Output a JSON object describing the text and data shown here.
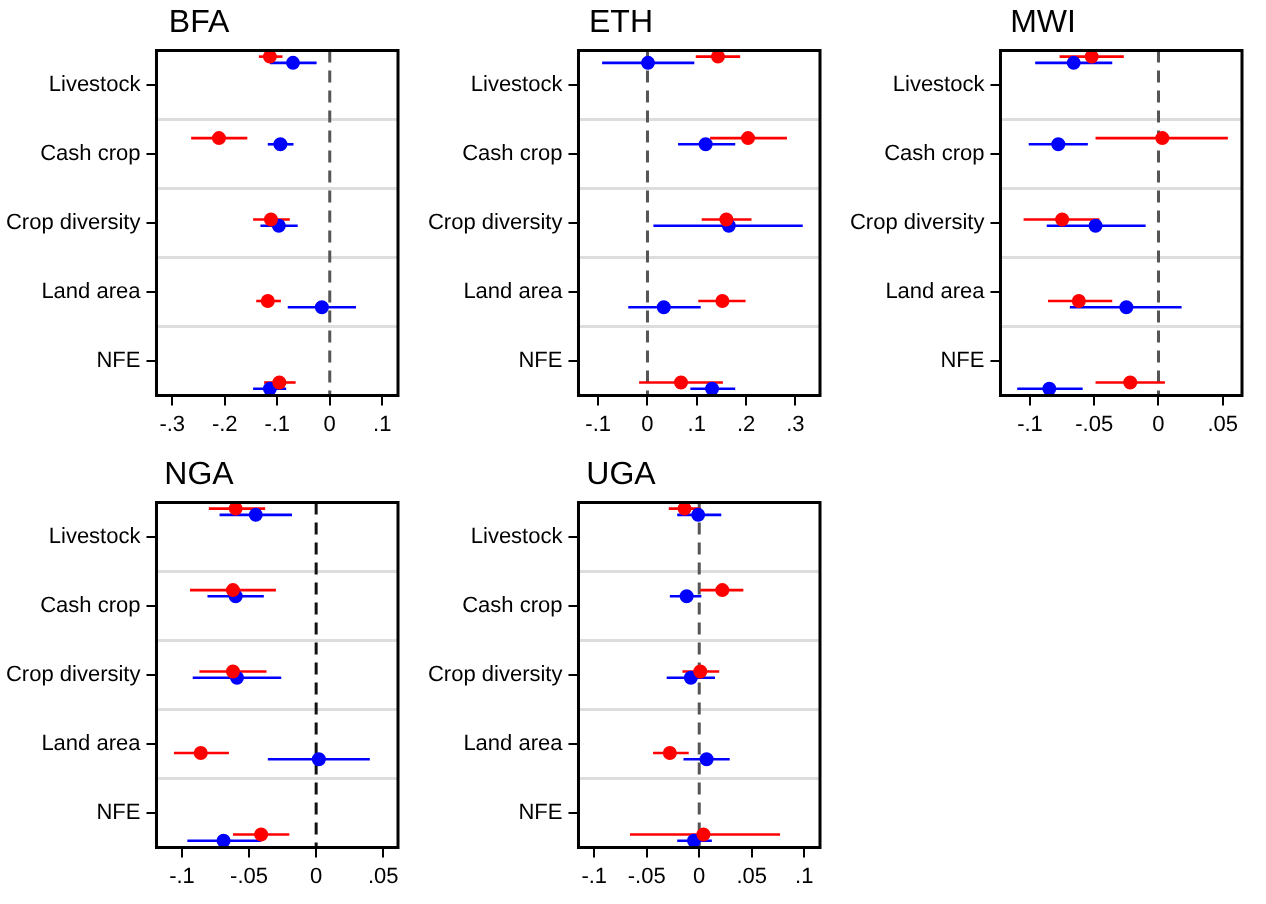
{
  "chart_data": [
    {
      "type": "scatter",
      "title": "BFA",
      "orientation": "horizontal",
      "categories": [
        "Livestock",
        "Cash crop",
        "Crop diversity",
        "Land area",
        "NFE"
      ],
      "marker": "circle",
      "grid": "y",
      "xlim": [
        -0.33,
        0.13
      ],
      "xticks": [
        {
          "value": -0.3,
          "label": "-.3"
        },
        {
          "value": -0.2,
          "label": "-.2"
        },
        {
          "value": -0.1,
          "label": "-.1"
        },
        {
          "value": 0,
          "label": "0"
        },
        {
          "value": 0.1,
          "label": ".1"
        }
      ],
      "ref_lines": [
        {
          "axis": "x",
          "value": 0,
          "line_style": "dashed",
          "color": "#555555"
        }
      ],
      "series": [
        {
          "color": "#ff0000",
          "values": [
            -0.114,
            -0.211,
            -0.112,
            -0.118,
            -0.096
          ],
          "errors": [
            [
              -0.135,
              -0.09
            ],
            [
              -0.264,
              -0.157
            ],
            [
              -0.146,
              -0.076
            ],
            [
              -0.14,
              -0.093
            ],
            [
              -0.125,
              -0.065
            ]
          ]
        },
        {
          "color": "#0000ff",
          "values": [
            -0.07,
            -0.094,
            -0.097,
            -0.015,
            -0.114
          ],
          "errors": [
            [
              -0.114,
              -0.025
            ],
            [
              -0.118,
              -0.069
            ],
            [
              -0.132,
              -0.061
            ],
            [
              -0.08,
              0.05
            ],
            [
              -0.146,
              -0.083
            ]
          ]
        }
      ]
    },
    {
      "type": "scatter",
      "title": "ETH",
      "orientation": "horizontal",
      "categories": [
        "Livestock",
        "Cash crop",
        "Crop diversity",
        "Land area",
        "NFE"
      ],
      "marker": "circle",
      "grid": "y",
      "xlim": [
        -0.14,
        0.35
      ],
      "xticks": [
        {
          "value": -0.1,
          "label": "-.1"
        },
        {
          "value": 0,
          "label": "0"
        },
        {
          "value": 0.1,
          "label": ".1"
        },
        {
          "value": 0.2,
          "label": ".2"
        },
        {
          "value": 0.3,
          "label": ".3"
        }
      ],
      "ref_lines": [
        {
          "axis": "x",
          "value": 0,
          "line_style": "dashed",
          "color": "#555555"
        }
      ],
      "series": [
        {
          "color": "#ff0000",
          "values": [
            0.143,
            0.204,
            0.16,
            0.152,
            0.068
          ],
          "errors": [
            [
              0.098,
              0.188
            ],
            [
              0.127,
              0.283
            ],
            [
              0.11,
              0.211
            ],
            [
              0.103,
              0.199
            ],
            [
              -0.017,
              0.153
            ]
          ]
        },
        {
          "color": "#0000ff",
          "values": [
            0.001,
            0.118,
            0.165,
            0.033,
            0.131
          ],
          "errors": [
            [
              -0.092,
              0.095
            ],
            [
              0.062,
              0.178
            ],
            [
              0.012,
              0.315
            ],
            [
              -0.039,
              0.108
            ],
            [
              0.087,
              0.178
            ]
          ]
        }
      ]
    },
    {
      "type": "scatter",
      "title": "MWI",
      "orientation": "horizontal",
      "categories": [
        "Livestock",
        "Cash crop",
        "Crop diversity",
        "Land area",
        "NFE"
      ],
      "marker": "circle",
      "grid": "y",
      "xlim": [
        -0.123,
        0.065
      ],
      "xticks": [
        {
          "value": -0.1,
          "label": "-.1"
        },
        {
          "value": -0.05,
          "label": "-.05"
        },
        {
          "value": 0,
          "label": "0"
        },
        {
          "value": 0.05,
          "label": ".05"
        }
      ],
      "ref_lines": [
        {
          "axis": "x",
          "value": 0,
          "line_style": "dashed",
          "color": "#555555"
        }
      ],
      "series": [
        {
          "color": "#ff0000",
          "values": [
            -0.052,
            0.003,
            -0.075,
            -0.062,
            -0.022
          ],
          "errors": [
            [
              -0.077,
              -0.027
            ],
            [
              -0.049,
              0.054
            ],
            [
              -0.105,
              -0.046
            ],
            [
              -0.086,
              -0.036
            ],
            [
              -0.049,
              0.005
            ]
          ]
        },
        {
          "color": "#0000ff",
          "values": [
            -0.066,
            -0.078,
            -0.049,
            -0.025,
            -0.085
          ],
          "errors": [
            [
              -0.096,
              -0.036
            ],
            [
              -0.101,
              -0.055
            ],
            [
              -0.087,
              -0.01
            ],
            [
              -0.069,
              0.018
            ],
            [
              -0.11,
              -0.059
            ]
          ]
        }
      ]
    },
    {
      "type": "scatter",
      "title": "NGA",
      "orientation": "horizontal",
      "categories": [
        "Livestock",
        "Cash crop",
        "Crop diversity",
        "Land area",
        "NFE"
      ],
      "marker": "circle",
      "grid": "y",
      "xlim": [
        -0.119,
        0.061
      ],
      "xticks": [
        {
          "value": -0.1,
          "label": "-.1"
        },
        {
          "value": -0.05,
          "label": "-.05"
        },
        {
          "value": 0,
          "label": "0"
        },
        {
          "value": 0.05,
          "label": ".05"
        }
      ],
      "ref_lines": [
        {
          "axis": "x",
          "value": 0,
          "line_style": "dashed",
          "color": "#111111"
        }
      ],
      "series": [
        {
          "color": "#ff0000",
          "values": [
            -0.06,
            -0.062,
            -0.062,
            -0.086,
            -0.041
          ],
          "errors": [
            [
              -0.08,
              -0.038
            ],
            [
              -0.094,
              -0.03
            ],
            [
              -0.087,
              -0.037
            ],
            [
              -0.106,
              -0.065
            ],
            [
              -0.062,
              -0.02
            ]
          ]
        },
        {
          "color": "#0000ff",
          "values": [
            -0.045,
            -0.06,
            -0.059,
            0.002,
            -0.069
          ],
          "errors": [
            [
              -0.072,
              -0.018
            ],
            [
              -0.081,
              -0.039
            ],
            [
              -0.092,
              -0.026
            ],
            [
              -0.036,
              0.04
            ],
            [
              -0.096,
              -0.041
            ]
          ]
        }
      ]
    },
    {
      "type": "scatter",
      "title": "UGA",
      "orientation": "horizontal",
      "categories": [
        "Livestock",
        "Cash crop",
        "Crop diversity",
        "Land area",
        "NFE"
      ],
      "marker": "circle",
      "grid": "y",
      "xlim": [
        -0.115,
        0.115
      ],
      "xticks": [
        {
          "value": -0.1,
          "label": "-.1"
        },
        {
          "value": -0.05,
          "label": "-.05"
        },
        {
          "value": 0,
          "label": "0"
        },
        {
          "value": 0.05,
          "label": ".05"
        },
        {
          "value": 0.1,
          "label": ".1"
        }
      ],
      "ref_lines": [
        {
          "axis": "x",
          "value": 0,
          "line_style": "dashed",
          "color": "#555555"
        }
      ],
      "series": [
        {
          "color": "#ff0000",
          "values": [
            -0.014,
            0.022,
            0.001,
            -0.028,
            0.004
          ],
          "errors": [
            [
              -0.029,
              0.001
            ],
            [
              0.001,
              0.042
            ],
            [
              -0.016,
              0.019
            ],
            [
              -0.044,
              -0.01
            ],
            [
              -0.066,
              0.077
            ]
          ]
        },
        {
          "color": "#0000ff",
          "values": [
            -0.001,
            -0.012,
            -0.008,
            0.007,
            -0.005
          ],
          "errors": [
            [
              -0.021,
              0.021
            ],
            [
              -0.028,
              0.002
            ],
            [
              -0.031,
              0.015
            ],
            [
              -0.015,
              0.029
            ],
            [
              -0.021,
              0.012
            ]
          ]
        }
      ]
    }
  ]
}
-=-=-
Provide the number of lines in these entries that hold the word "title", without any accompanying text.

- _Written answer_: 5